● **Data entries**:
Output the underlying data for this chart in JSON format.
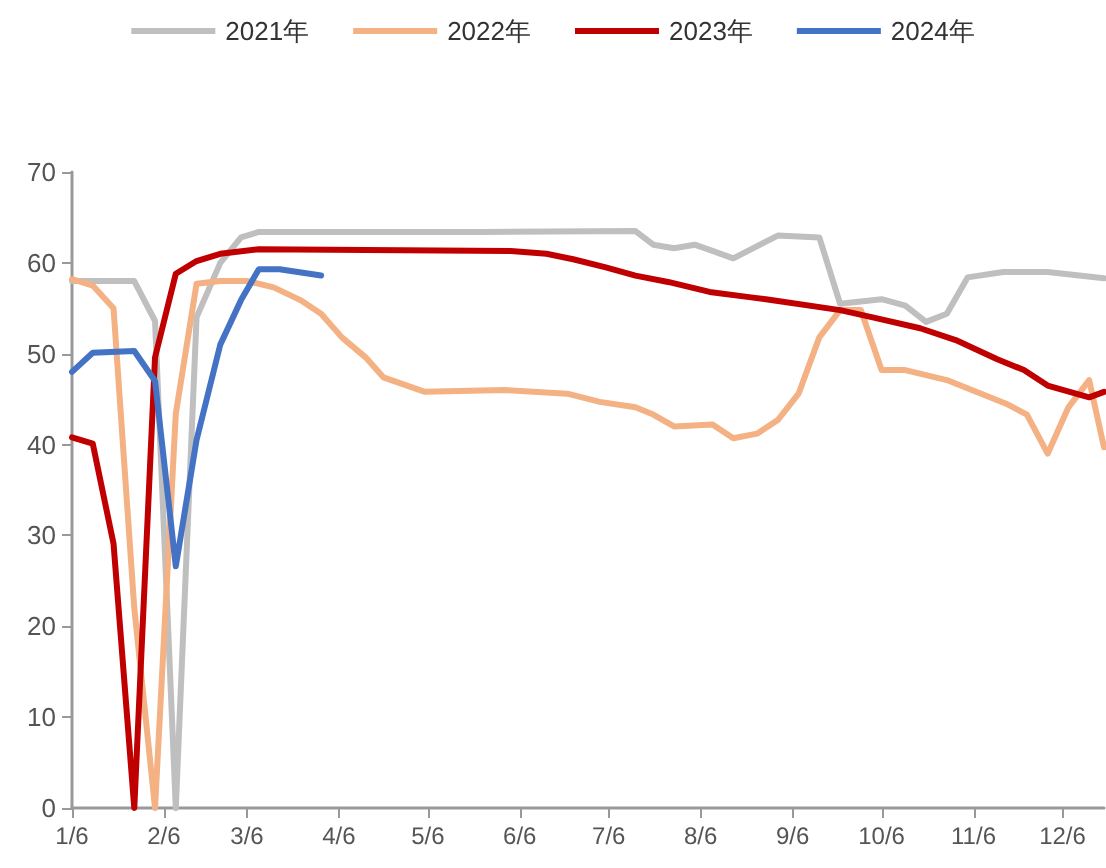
{
  "chart_data": {
    "type": "line",
    "legend": "top",
    "grid": false,
    "marker": "none",
    "line_style": "solid",
    "xlim": [
      "--01-06",
      "--12-20"
    ],
    "ylim": [
      0,
      70
    ],
    "yticks": [
      0,
      10,
      20,
      30,
      40,
      50,
      60,
      70
    ],
    "xticks": [
      {
        "value": "--01-06",
        "label": "1/6"
      },
      {
        "value": "--02-06",
        "label": "2/6"
      },
      {
        "value": "--03-06",
        "label": "3/6"
      },
      {
        "value": "--04-06",
        "label": "4/6"
      },
      {
        "value": "--05-06",
        "label": "5/6"
      },
      {
        "value": "--06-06",
        "label": "6/6"
      },
      {
        "value": "--07-06",
        "label": "7/6"
      },
      {
        "value": "--08-06",
        "label": "8/6"
      },
      {
        "value": "--09-06",
        "label": "9/6"
      },
      {
        "value": "--10-06",
        "label": "10/6"
      },
      {
        "value": "--11-06",
        "label": "11/6"
      },
      {
        "value": "--12-06",
        "label": "12/6"
      }
    ],
    "series": [
      {
        "name": "2021年",
        "color": "#bfbfbf",
        "x": [
          "--01-06",
          "--01-27",
          "--02-03",
          "--02-10",
          "--02-17",
          "--02-25",
          "--03-04",
          "--03-10",
          "--05-25",
          "--07-15",
          "--07-21",
          "--07-28",
          "--08-04",
          "--08-17",
          "--09-01",
          "--09-15",
          "--09-22",
          "--10-06",
          "--10-14",
          "--10-21",
          "--10-28",
          "--11-04",
          "--11-16",
          "--12-01",
          "--12-20"
        ],
        "values": [
          58,
          58,
          53.6,
          0,
          54,
          60,
          62.8,
          63.4,
          63.4,
          63.5,
          62,
          61.6,
          62,
          60.5,
          63,
          62.8,
          55.5,
          56,
          55.3,
          53.5,
          54.4,
          58.4,
          59,
          59,
          58.3
        ]
      },
      {
        "name": "2022年",
        "color": "#f4b183",
        "x": [
          "--01-06",
          "--01-13",
          "--01-20",
          "--01-27",
          "--02-03",
          "--02-10",
          "--02-17",
          "--02-25",
          "--03-06",
          "--03-15",
          "--03-24",
          "--03-31",
          "--04-07",
          "--04-15",
          "--04-21",
          "--05-05",
          "--06-01",
          "--06-22",
          "--07-03",
          "--07-15",
          "--07-21",
          "--07-28",
          "--08-10",
          "--08-17",
          "--08-25",
          "--09-01",
          "--09-08",
          "--09-15",
          "--09-22",
          "--09-29",
          "--10-06",
          "--10-14",
          "--10-28",
          "--11-17",
          "--11-24",
          "--12-01",
          "--12-08",
          "--12-15",
          "--12-20"
        ],
        "values": [
          58.2,
          57.5,
          55,
          22,
          0,
          43.4,
          57.7,
          58,
          58,
          57.3,
          55.9,
          54.4,
          51.8,
          49.6,
          47.4,
          45.8,
          46,
          45.6,
          44.7,
          44.1,
          43.3,
          42,
          42.2,
          40.7,
          41.2,
          42.7,
          45.6,
          51.8,
          54.8,
          54.8,
          48.2,
          48.2,
          47.1,
          44.5,
          43.3,
          39,
          44.1,
          47.1,
          39.7
        ]
      },
      {
        "name": "2023年",
        "color": "#c00000",
        "x": [
          "--01-06",
          "--01-13",
          "--01-20",
          "--01-27",
          "--02-03",
          "--02-10",
          "--02-17",
          "--02-25",
          "--03-10",
          "--06-03",
          "--06-15",
          "--06-24",
          "--07-05",
          "--07-15",
          "--07-26",
          "--08-09",
          "--08-23",
          "--08-28",
          "--09-22",
          "--10-03",
          "--10-19",
          "--10-31",
          "--11-14",
          "--11-23",
          "--12-01",
          "--12-15",
          "--12-20"
        ],
        "values": [
          40.8,
          40.1,
          29.1,
          0,
          49.6,
          58.8,
          60.2,
          61,
          61.5,
          61.3,
          61,
          60.4,
          59.5,
          58.6,
          57.9,
          56.8,
          56.2,
          56,
          54.8,
          54,
          52.8,
          51.5,
          49.4,
          48.2,
          46.5,
          45.2,
          45.8
        ]
      },
      {
        "name": "2024年",
        "color": "#4472c4",
        "x": [
          "--01-06",
          "--01-13",
          "--01-27",
          "--02-03",
          "--02-10",
          "--02-17",
          "--02-25",
          "--03-04",
          "--03-10",
          "--03-17",
          "--03-31"
        ],
        "values": [
          48,
          50.1,
          50.3,
          47,
          26.6,
          40.5,
          51,
          55.9,
          59.3,
          59.3,
          58.6
        ]
      }
    ]
  }
}
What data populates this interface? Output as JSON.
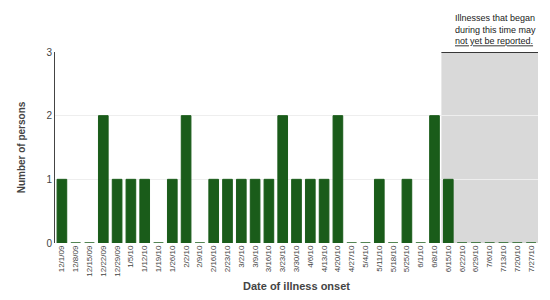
{
  "chart_data": {
    "type": "bar",
    "categories": [
      "12/1/09",
      "12/8/09",
      "12/15/09",
      "12/22/09",
      "12/29/09",
      "1/5/10",
      "1/12/10",
      "1/19/10",
      "1/26/10",
      "2/2/10",
      "2/9/10",
      "2/16/10",
      "2/23/10",
      "3/2/10",
      "3/9/10",
      "3/16/10",
      "3/23/10",
      "3/30/10",
      "4/6/10",
      "4/13/10",
      "4/20/10",
      "4/27/10",
      "5/4/10",
      "5/11/10",
      "5/18/10",
      "5/25/10",
      "6/1/10",
      "6/8/10",
      "6/15/10",
      "6/22/10",
      "6/29/10",
      "7/6/10",
      "7/13/10",
      "7/20/10",
      "7/27/10"
    ],
    "values": [
      1,
      0,
      0,
      2,
      1,
      1,
      1,
      0,
      1,
      2,
      0,
      1,
      1,
      1,
      1,
      1,
      2,
      1,
      1,
      1,
      2,
      0,
      0,
      1,
      0,
      1,
      0,
      2,
      1,
      0,
      0,
      0,
      0,
      0,
      0
    ],
    "color": "#1a5c1a",
    "xlabel": "Date of illness onset",
    "ylabel": "Number of persons",
    "ylim": [
      0,
      3
    ],
    "yticks": [
      0,
      1,
      2,
      3
    ],
    "grid": true,
    "shaded_region": {
      "from": "6/15/10",
      "to": "7/27/10",
      "color": "#d9d9d9"
    },
    "annotations": [
      "Illnesses that began",
      "during this time may",
      "not yet be reported."
    ]
  }
}
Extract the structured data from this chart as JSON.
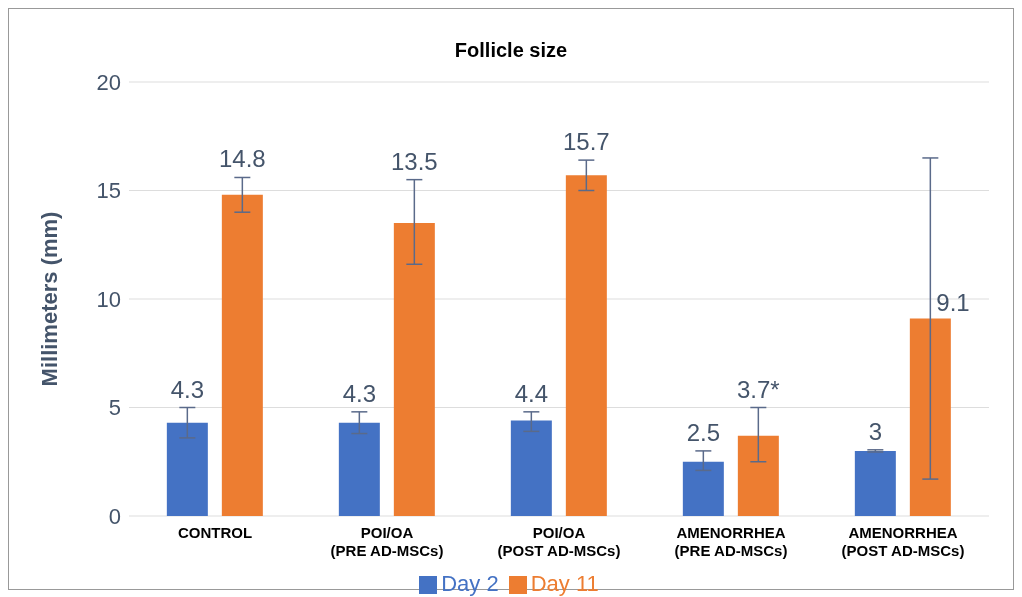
{
  "chart_data": {
    "type": "bar",
    "title": "Follicle size",
    "ylabel": "Millimeters (mm)",
    "categories": [
      "CONTROL",
      "POI/OA\n(PRE AD-MSCs)",
      "POI/OA\n(POST AD-MSCs)",
      "AMENORRHEA\n(PRE AD-MSCs)",
      "AMENORRHEA\n(POST AD-MSCs)"
    ],
    "series": [
      {
        "name": "Day 2",
        "color": "#4472c4",
        "values": [
          4.3,
          4.3,
          4.4,
          2.5,
          3
        ],
        "errors": [
          [
            3.6,
            5.0
          ],
          [
            3.8,
            4.8
          ],
          [
            3.9,
            4.8
          ],
          [
            2.1,
            3.0
          ],
          [
            2.95,
            3.05
          ]
        ],
        "value_labels": [
          "4.3",
          "4.3",
          "4.4",
          "2.5",
          "3"
        ]
      },
      {
        "name": "Day 11",
        "color": "#ed7d31",
        "values": [
          14.8,
          13.5,
          15.7,
          3.7,
          9.1
        ],
        "errors": [
          [
            14.0,
            15.6
          ],
          [
            11.6,
            15.5
          ],
          [
            15.0,
            16.4
          ],
          [
            2.5,
            5.0
          ],
          [
            1.7,
            16.5
          ]
        ],
        "value_labels": [
          "14.8",
          "13.5",
          "15.7",
          "3.7*",
          "9.1"
        ]
      }
    ],
    "ylim": [
      0,
      20
    ],
    "yticks": [
      0,
      5,
      10,
      15,
      20
    ],
    "grid": "y",
    "legend": "bottom"
  }
}
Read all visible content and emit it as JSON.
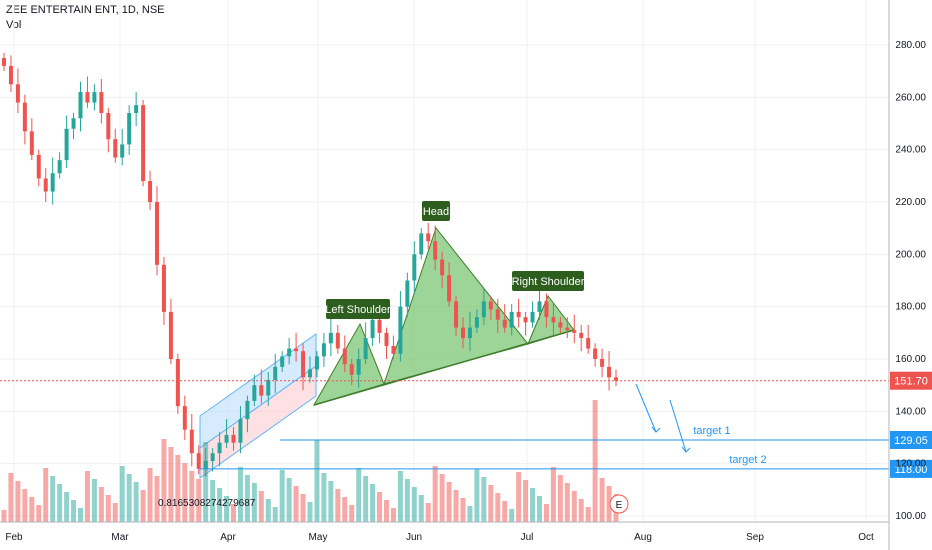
{
  "header": {
    "symbol": "ZEE ENTERTAIN ENT, 1D, NSE",
    "indicator": "Vol"
  },
  "colors": {
    "up": "#26a69a",
    "down": "#ef5350",
    "pattern_fill": "#7cc576",
    "label_bg": "#2e5e1e",
    "target": "#2196f3",
    "price": "#ef5350"
  },
  "chart_data": {
    "type": "candlestick",
    "title": "ZEE ENTERTAIN ENT, 1D, NSE",
    "ylim": [
      100,
      290
    ],
    "yticks": [
      100,
      120,
      140,
      160,
      180,
      200,
      220,
      240,
      260,
      280
    ],
    "xticks": [
      "Feb",
      "Mar",
      "Apr",
      "May",
      "Jun",
      "Jul",
      "Aug",
      "Sep",
      "Oct"
    ],
    "last_price": "151.70",
    "volume_label": "0.8165308274279687",
    "earnings_marker": "E",
    "target_lines": [
      {
        "price": "129.05",
        "value": 129.05,
        "label": "target 1"
      },
      {
        "price": "118.00",
        "value": 118.0,
        "label": "target 2"
      }
    ],
    "annotations": [
      "Left Shoulder",
      "Head",
      "Right Shoulder"
    ],
    "series": [
      {
        "name": "close",
        "values": [
          272,
          265,
          258,
          247,
          238,
          229,
          224,
          231,
          236,
          248,
          252,
          262,
          258,
          262,
          254,
          244,
          237,
          242,
          254,
          257,
          228,
          220,
          196,
          178,
          160,
          142,
          133,
          124,
          118,
          121,
          124,
          128,
          131,
          128,
          137,
          144,
          150,
          146,
          152,
          157,
          161,
          164,
          163,
          153,
          156,
          161,
          166,
          170,
          164,
          158,
          154,
          160,
          168,
          175,
          170,
          165,
          162,
          180,
          190,
          200,
          208,
          205,
          198,
          192,
          182,
          172,
          168,
          172,
          176,
          182,
          179,
          175,
          172,
          178,
          176,
          174,
          178,
          182,
          176,
          174,
          172,
          171,
          170,
          168,
          164,
          160,
          157,
          153,
          151.7
        ]
      }
    ]
  }
}
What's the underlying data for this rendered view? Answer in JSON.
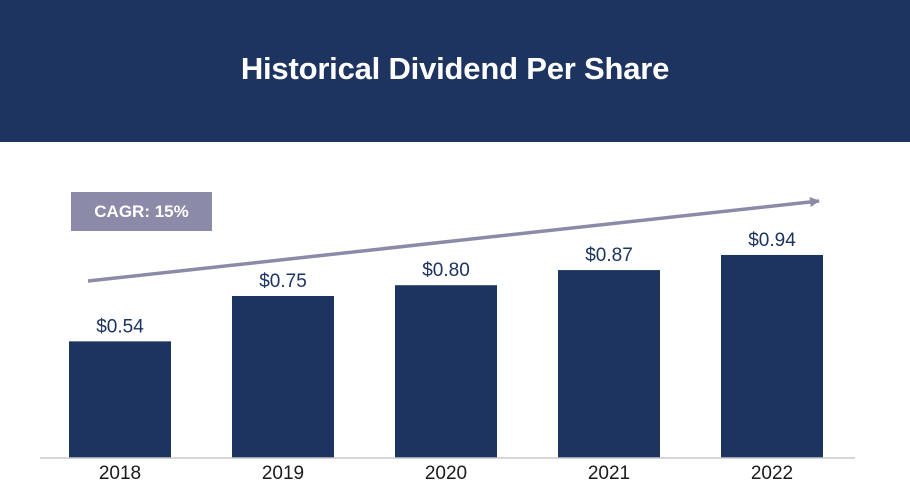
{
  "header": {
    "title": "Historical Dividend Per Share"
  },
  "annotation": {
    "cagr_label": "CAGR: 15%"
  },
  "colors": {
    "header_bg": "#1d3461",
    "bar": "#1d3461",
    "arrow": "#8b8aa8",
    "badge_bg": "#8b8aa8",
    "axis": "#c8c8c8",
    "text": "#1a1a1a",
    "label": "#1d3461"
  },
  "chart_data": {
    "type": "bar",
    "title": "Historical Dividend Per Share",
    "categories": [
      "2018",
      "2019",
      "2020",
      "2021",
      "2022"
    ],
    "values": [
      0.54,
      0.75,
      0.8,
      0.87,
      0.94
    ],
    "value_labels": [
      "$0.54",
      "$0.75",
      "$0.80",
      "$0.87",
      "$0.94"
    ],
    "ylim": [
      0,
      1.0
    ],
    "xlabel": "",
    "ylabel": "",
    "grid": false,
    "legend": "none",
    "annotations": [
      "CAGR: 15%"
    ]
  }
}
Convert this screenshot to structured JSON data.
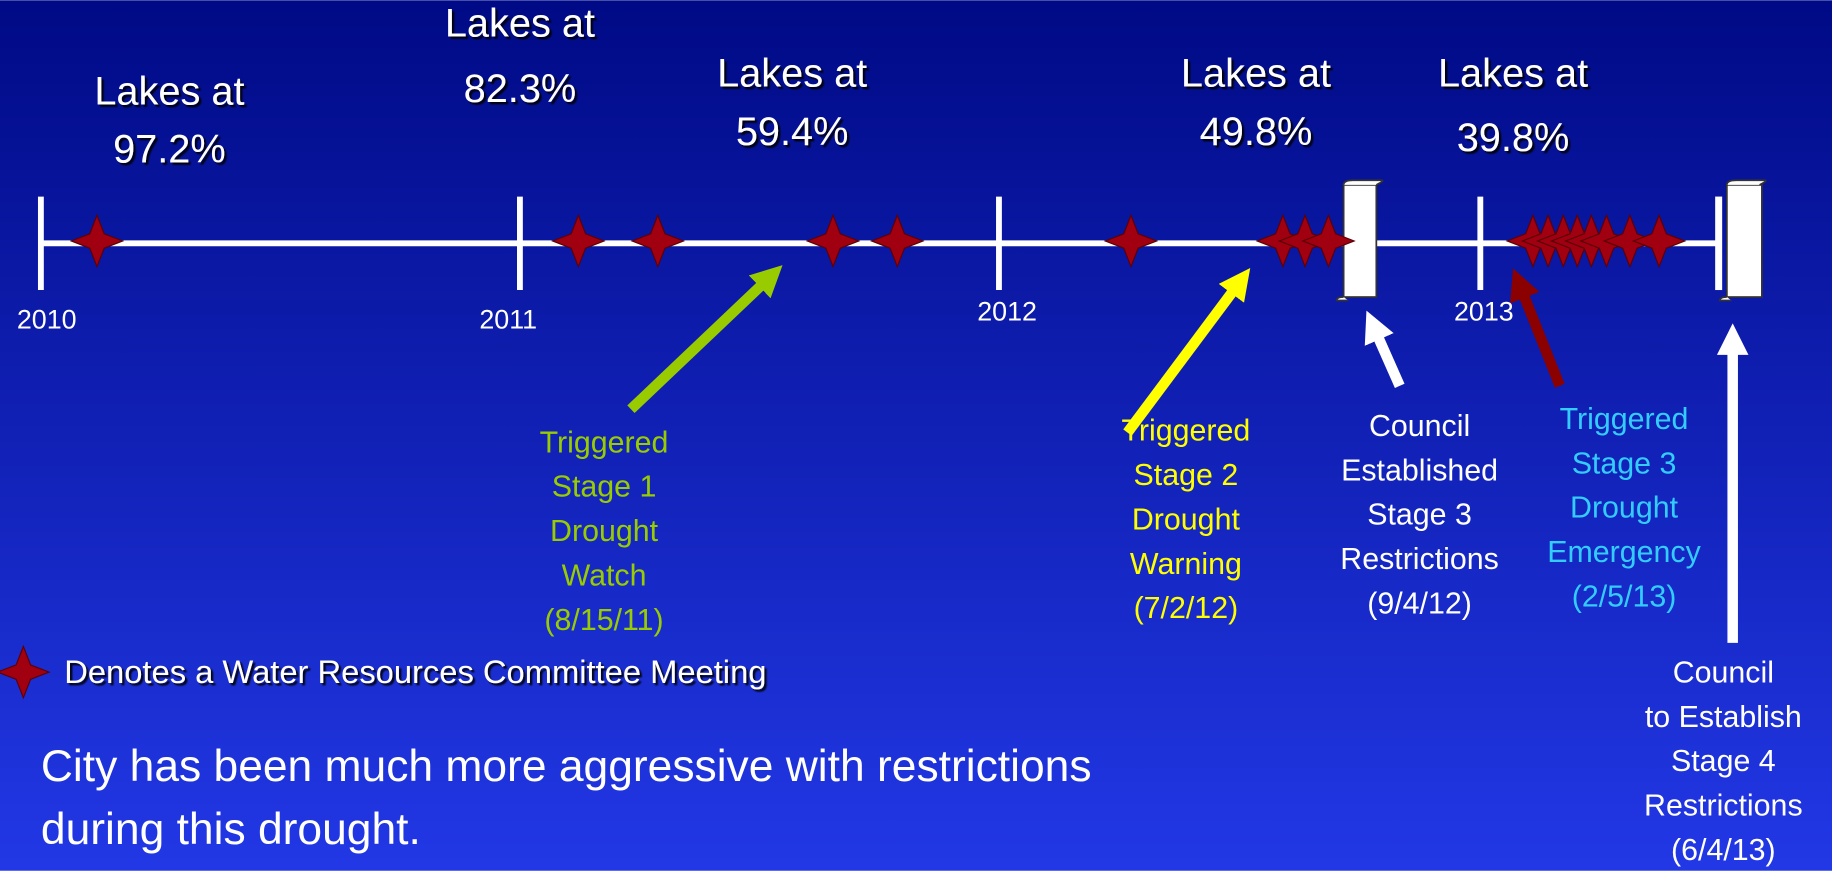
{
  "years": [
    "2010",
    "2011",
    "2012",
    "2013"
  ],
  "lake_levels": [
    {
      "lines": [
        "Lakes at",
        "97.2%"
      ]
    },
    {
      "lines": [
        "Lakes at",
        "82.3%"
      ]
    },
    {
      "lines": [
        "Lakes at",
        "59.4%"
      ]
    },
    {
      "lines": [
        "Lakes at",
        "49.8%"
      ]
    },
    {
      "lines": [
        "Lakes at",
        "39.8%"
      ]
    }
  ],
  "events": [
    {
      "lines": [
        "Triggered",
        "Stage 1",
        "Drought",
        "Watch",
        "(8/15/11)"
      ]
    },
    {
      "lines": [
        "Triggered",
        "Stage 2",
        "Drought",
        "Warning",
        "(7/2/12)"
      ]
    },
    {
      "lines": [
        "Council",
        "Established",
        "Stage 3",
        "Restrictions",
        "(9/4/12)"
      ]
    },
    {
      "lines": [
        "Triggered",
        "Stage 3",
        "Drought",
        "Emergency",
        "(2/5/13)"
      ]
    },
    {
      "lines": [
        "Council",
        "to Establish",
        "Stage 4",
        "Restrictions",
        "(6/4/13)"
      ]
    }
  ],
  "legend": "Denotes a Water Resources Committee Meeting",
  "note": [
    "City has been much more aggressive with restrictions",
    "during this drought."
  ]
}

● **Your instructions**: From the listing above, collect every line that mentions the word "Historical".

● **The output**:
    "title": "Historical Dividend Per Share"
    "title": "Historical Dividend Per Share",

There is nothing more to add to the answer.